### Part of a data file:
<<<<

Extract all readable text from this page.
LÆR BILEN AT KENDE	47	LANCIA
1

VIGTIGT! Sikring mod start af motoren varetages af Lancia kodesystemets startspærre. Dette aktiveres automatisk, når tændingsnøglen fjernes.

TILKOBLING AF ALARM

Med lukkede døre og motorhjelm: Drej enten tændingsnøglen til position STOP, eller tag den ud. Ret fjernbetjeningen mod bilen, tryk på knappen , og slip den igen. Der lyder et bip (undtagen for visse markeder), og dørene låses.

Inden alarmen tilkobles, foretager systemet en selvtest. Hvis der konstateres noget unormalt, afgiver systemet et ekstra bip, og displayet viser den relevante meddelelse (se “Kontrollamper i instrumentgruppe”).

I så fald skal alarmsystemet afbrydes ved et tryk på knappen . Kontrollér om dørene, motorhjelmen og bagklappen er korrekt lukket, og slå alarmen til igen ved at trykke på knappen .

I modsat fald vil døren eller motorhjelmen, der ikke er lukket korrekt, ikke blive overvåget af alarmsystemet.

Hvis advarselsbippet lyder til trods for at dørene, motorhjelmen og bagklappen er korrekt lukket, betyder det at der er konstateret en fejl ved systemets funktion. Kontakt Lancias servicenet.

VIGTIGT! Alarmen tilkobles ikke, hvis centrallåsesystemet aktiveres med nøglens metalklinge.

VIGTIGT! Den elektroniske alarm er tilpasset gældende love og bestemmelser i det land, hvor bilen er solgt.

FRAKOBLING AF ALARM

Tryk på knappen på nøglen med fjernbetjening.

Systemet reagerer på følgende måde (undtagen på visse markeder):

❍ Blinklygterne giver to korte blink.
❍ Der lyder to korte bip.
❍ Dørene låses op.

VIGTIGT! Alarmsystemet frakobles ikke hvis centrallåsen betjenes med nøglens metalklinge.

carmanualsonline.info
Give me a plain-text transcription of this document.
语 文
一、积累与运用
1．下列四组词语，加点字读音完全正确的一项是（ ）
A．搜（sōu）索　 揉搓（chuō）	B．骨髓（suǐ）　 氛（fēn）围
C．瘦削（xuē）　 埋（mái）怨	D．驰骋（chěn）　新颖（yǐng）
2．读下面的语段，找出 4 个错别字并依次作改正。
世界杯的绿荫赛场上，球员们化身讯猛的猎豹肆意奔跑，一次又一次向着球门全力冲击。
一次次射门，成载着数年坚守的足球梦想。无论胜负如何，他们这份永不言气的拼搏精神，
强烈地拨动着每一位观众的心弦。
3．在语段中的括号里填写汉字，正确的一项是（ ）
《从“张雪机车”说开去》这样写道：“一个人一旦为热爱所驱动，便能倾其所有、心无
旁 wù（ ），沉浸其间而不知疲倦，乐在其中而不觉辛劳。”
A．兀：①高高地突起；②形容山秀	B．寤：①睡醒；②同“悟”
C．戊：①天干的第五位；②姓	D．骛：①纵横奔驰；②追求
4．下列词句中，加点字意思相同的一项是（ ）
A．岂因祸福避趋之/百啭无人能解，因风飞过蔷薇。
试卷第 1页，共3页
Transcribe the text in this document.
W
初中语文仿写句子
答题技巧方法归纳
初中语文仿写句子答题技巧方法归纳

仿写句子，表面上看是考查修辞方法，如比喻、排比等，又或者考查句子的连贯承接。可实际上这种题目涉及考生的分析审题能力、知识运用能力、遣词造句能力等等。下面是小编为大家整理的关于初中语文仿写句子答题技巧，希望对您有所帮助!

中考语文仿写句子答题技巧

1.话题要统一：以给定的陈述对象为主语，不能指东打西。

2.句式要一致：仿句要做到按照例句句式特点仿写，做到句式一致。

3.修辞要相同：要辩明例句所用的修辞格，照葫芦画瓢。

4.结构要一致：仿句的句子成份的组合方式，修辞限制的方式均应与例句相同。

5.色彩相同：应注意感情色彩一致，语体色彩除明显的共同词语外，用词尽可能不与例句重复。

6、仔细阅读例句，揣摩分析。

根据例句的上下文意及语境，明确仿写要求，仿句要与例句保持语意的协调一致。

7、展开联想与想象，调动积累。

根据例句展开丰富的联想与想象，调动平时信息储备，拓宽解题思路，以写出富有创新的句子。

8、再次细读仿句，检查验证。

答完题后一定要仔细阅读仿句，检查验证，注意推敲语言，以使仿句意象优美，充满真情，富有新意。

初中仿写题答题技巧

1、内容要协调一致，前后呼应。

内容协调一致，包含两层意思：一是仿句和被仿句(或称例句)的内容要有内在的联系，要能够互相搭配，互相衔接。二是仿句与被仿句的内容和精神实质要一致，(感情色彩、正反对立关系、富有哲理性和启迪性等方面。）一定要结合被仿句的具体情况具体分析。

>>>>

### Requirement:
Exactly and exclusively, repeat the lines from the line that contains "Transcribe the text in this document." through the end of the records, both ends included.

### Answer:
Transcribe the text in this document.
W
初中语文仿写句子
答题技巧方法归纳
初中语文仿写句子答题技巧方法归纳

仿写句子，表面上看是考查修辞方法，如比喻、排比等，又或者考查句子的连贯承接。可实际上这种题目涉及考生的分析审题能力、知识运用能力、遣词造句能力等等。下面是小编为大家整理的关于初中语文仿写句子答题技巧，希望对您有所帮助!

中考语文仿写句子答题技巧

1.话题要统一：以给定的陈述对象为主语，不能指东打西。

2.句式要一致：仿句要做到按照例句句式特点仿写，做到句式一致。

3.修辞要相同：要辩明例句所用的修辞格，照葫芦画瓢。

4.结构要一致：仿句的句子成份的组合方式，修辞限制的方式均应与例句相同。

5.色彩相同：应注意感情色彩一致，语体色彩除明显的共同词语外，用词尽可能不与例句重复。

6、仔细阅读例句，揣摩分析。

根据例句的上下文意及语境，明确仿写要求，仿句要与例句保持语意的协调一致。

7、展开联想与想象，调动积累。

根据例句展开丰富的联想与想象，调动平时信息储备，拓宽解题思路，以写出富有创新的句子。

8、再次细读仿句，检查验证。

答完题后一定要仔细阅读仿句，检查验证，注意推敲语言，以使仿句意象优美，充满真情，富有新意。

初中仿写题答题技巧

1、内容要协调一致，前后呼应。

内容协调一致，包含两层意思：一是仿句和被仿句(或称例句)的内容要有内在的联系，要能够互相搭配，互相衔接。二是仿句与被仿句的内容和精神实质要一致，(感情色彩、正反对立关系、富有哲理性和启迪性等方面。）一定要结合被仿句的具体情况具体分析。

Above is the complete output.